Directions for this task »
Reproduce each line of the data below word for word, without any changes.

Dataset entries
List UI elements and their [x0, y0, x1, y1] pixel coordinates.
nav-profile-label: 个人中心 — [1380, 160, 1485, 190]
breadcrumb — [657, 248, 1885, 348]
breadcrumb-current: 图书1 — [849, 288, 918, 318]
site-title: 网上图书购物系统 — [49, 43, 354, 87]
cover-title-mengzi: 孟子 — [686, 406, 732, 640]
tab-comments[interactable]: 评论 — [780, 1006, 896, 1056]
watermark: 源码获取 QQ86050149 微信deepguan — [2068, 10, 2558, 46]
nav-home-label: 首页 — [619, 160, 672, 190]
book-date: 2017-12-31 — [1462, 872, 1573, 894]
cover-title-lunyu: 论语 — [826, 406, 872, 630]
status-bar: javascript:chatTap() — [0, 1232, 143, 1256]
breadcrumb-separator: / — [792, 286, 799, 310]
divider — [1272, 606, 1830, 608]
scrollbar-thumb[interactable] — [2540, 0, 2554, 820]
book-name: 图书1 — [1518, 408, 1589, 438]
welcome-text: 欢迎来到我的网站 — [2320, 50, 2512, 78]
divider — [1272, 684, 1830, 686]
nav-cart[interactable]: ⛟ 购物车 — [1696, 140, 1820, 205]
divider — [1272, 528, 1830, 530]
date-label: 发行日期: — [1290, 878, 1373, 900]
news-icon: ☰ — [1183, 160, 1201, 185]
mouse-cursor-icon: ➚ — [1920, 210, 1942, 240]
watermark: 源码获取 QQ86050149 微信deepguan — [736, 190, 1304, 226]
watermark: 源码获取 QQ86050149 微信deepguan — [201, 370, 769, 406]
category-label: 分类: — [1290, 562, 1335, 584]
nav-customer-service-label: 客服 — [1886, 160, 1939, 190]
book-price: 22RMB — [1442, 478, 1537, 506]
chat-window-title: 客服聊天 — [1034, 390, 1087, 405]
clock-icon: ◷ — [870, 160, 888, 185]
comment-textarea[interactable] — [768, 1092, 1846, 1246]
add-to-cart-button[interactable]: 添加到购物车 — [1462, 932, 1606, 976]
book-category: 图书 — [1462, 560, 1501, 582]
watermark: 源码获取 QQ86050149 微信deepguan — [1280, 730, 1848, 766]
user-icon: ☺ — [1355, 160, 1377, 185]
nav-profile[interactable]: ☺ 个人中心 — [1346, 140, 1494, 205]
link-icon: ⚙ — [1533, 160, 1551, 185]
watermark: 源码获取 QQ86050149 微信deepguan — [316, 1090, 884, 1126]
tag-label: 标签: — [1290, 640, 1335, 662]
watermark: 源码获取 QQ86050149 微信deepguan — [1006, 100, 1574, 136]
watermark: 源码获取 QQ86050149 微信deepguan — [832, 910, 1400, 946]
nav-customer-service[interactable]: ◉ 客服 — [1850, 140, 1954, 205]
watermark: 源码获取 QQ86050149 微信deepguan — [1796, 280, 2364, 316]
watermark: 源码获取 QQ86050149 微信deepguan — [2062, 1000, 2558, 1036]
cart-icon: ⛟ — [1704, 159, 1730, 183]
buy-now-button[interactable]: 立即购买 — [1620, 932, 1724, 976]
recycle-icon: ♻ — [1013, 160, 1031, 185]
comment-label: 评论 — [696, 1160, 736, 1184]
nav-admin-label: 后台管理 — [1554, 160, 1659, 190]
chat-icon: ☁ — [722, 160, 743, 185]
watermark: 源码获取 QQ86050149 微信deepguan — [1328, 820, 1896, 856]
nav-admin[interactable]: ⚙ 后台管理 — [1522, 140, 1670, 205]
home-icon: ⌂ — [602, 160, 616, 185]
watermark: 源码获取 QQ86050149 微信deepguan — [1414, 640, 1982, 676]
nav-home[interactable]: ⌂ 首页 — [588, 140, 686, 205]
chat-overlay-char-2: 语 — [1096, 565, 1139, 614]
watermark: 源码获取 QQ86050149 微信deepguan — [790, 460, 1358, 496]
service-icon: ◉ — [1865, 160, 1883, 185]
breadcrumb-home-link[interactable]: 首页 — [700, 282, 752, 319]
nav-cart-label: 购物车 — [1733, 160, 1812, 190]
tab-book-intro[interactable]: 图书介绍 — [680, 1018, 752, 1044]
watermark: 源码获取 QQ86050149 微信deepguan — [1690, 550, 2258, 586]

Result »
List UI elements and their [x0, y0, x1, y1] pixel coordinates.
nav-profile-label: 个人中心 — [1380, 160, 1485, 190]
breadcrumb — [657, 248, 1885, 348]
breadcrumb-current: 图书1 — [849, 288, 918, 318]
site-title: 网上图书购物系统 — [49, 43, 354, 87]
cover-title-mengzi: 孟子 — [686, 406, 732, 640]
tab-comments[interactable]: 评论 — [780, 1006, 896, 1056]
watermark: 源码获取 QQ86050149 微信deepguan — [2068, 10, 2558, 46]
nav-home-label: 首页 — [619, 160, 672, 190]
book-date: 2017-12-31 — [1462, 872, 1573, 894]
cover-title-lunyu: 论语 — [826, 406, 872, 630]
status-bar: javascript:chatTap() — [0, 1232, 143, 1256]
breadcrumb-separator: / — [792, 286, 799, 310]
divider — [1272, 606, 1830, 608]
scrollbar-thumb[interactable] — [2540, 0, 2554, 820]
book-name: 图书1 — [1518, 408, 1589, 438]
welcome-text: 欢迎来到我的网站 — [2320, 50, 2512, 78]
divider — [1272, 684, 1830, 686]
nav-cart[interactable]: ⛟ 购物车 — [1696, 140, 1820, 205]
divider — [1272, 528, 1830, 530]
date-label: 发行日期: — [1290, 878, 1373, 900]
news-icon: ☰ — [1183, 160, 1201, 185]
mouse-cursor-icon: ➚ — [1920, 210, 1942, 240]
watermark: 源码获取 QQ86050149 微信deepguan — [736, 190, 1304, 226]
watermark: 源码获取 QQ86050149 微信deepguan — [201, 370, 769, 406]
category-label: 分类: — [1290, 562, 1335, 584]
nav-customer-service-label: 客服 — [1886, 160, 1939, 190]
book-price: 22RMB — [1442, 478, 1537, 506]
chat-window-title: 客服聊天 — [1034, 390, 1087, 405]
clock-icon: ◷ — [870, 160, 888, 185]
comment-textarea[interactable] — [768, 1092, 1846, 1246]
add-to-cart-button[interactable]: 添加到购物车 — [1462, 932, 1606, 976]
book-category: 图书 — [1462, 560, 1501, 582]
watermark: 源码获取 QQ86050149 微信deepguan — [1280, 730, 1848, 766]
user-icon: ☺ — [1355, 160, 1377, 185]
nav-profile[interactable]: ☺ 个人中心 — [1346, 140, 1494, 205]
link-icon: ⚙ — [1533, 160, 1551, 185]
watermark: 源码获取 QQ86050149 微信deepguan — [316, 1090, 884, 1126]
tag-label: 标签: — [1290, 640, 1335, 662]
watermark: 源码获取 QQ86050149 微信deepguan — [1006, 100, 1574, 136]
watermark: 源码获取 QQ86050149 微信deepguan — [832, 910, 1400, 946]
nav-customer-service[interactable]: ◉ 客服 — [1850, 140, 1954, 205]
watermark: 源码获取 QQ86050149 微信deepguan — [1796, 280, 2364, 316]
watermark: 源码获取 QQ86050149 微信deepguan — [2062, 1000, 2558, 1036]
cart-icon: ⛟ — [1704, 159, 1730, 183]
buy-now-button[interactable]: 立即购买 — [1620, 932, 1724, 976]
recycle-icon: ♻ — [1013, 160, 1031, 185]
comment-label: 评论 — [696, 1160, 736, 1184]
nav-admin-label: 后台管理 — [1554, 160, 1659, 190]
chat-icon: ☁ — [722, 160, 743, 185]
watermark: 源码获取 QQ86050149 微信deepguan — [1328, 820, 1896, 856]
nav-admin[interactable]: ⚙ 后台管理 — [1522, 140, 1670, 205]
home-icon: ⌂ — [602, 160, 616, 185]
watermark: 源码获取 QQ86050149 微信deepguan — [1414, 640, 1982, 676]
nav-home[interactable]: ⌂ 首页 — [588, 140, 686, 205]
chat-overlay-char-2: 语 — [1096, 565, 1139, 614]
watermark: 源码获取 QQ86050149 微信deepguan — [790, 460, 1358, 496]
service-icon: ◉ — [1865, 160, 1883, 185]
breadcrumb-home-link[interactable]: 首页 — [700, 282, 752, 319]
nav-cart-label: 购物车 — [1733, 160, 1812, 190]
tab-book-intro[interactable]: 图书介绍 — [680, 1018, 752, 1044]
watermark: 源码获取 QQ86050149 微信deepguan — [1690, 550, 2258, 586]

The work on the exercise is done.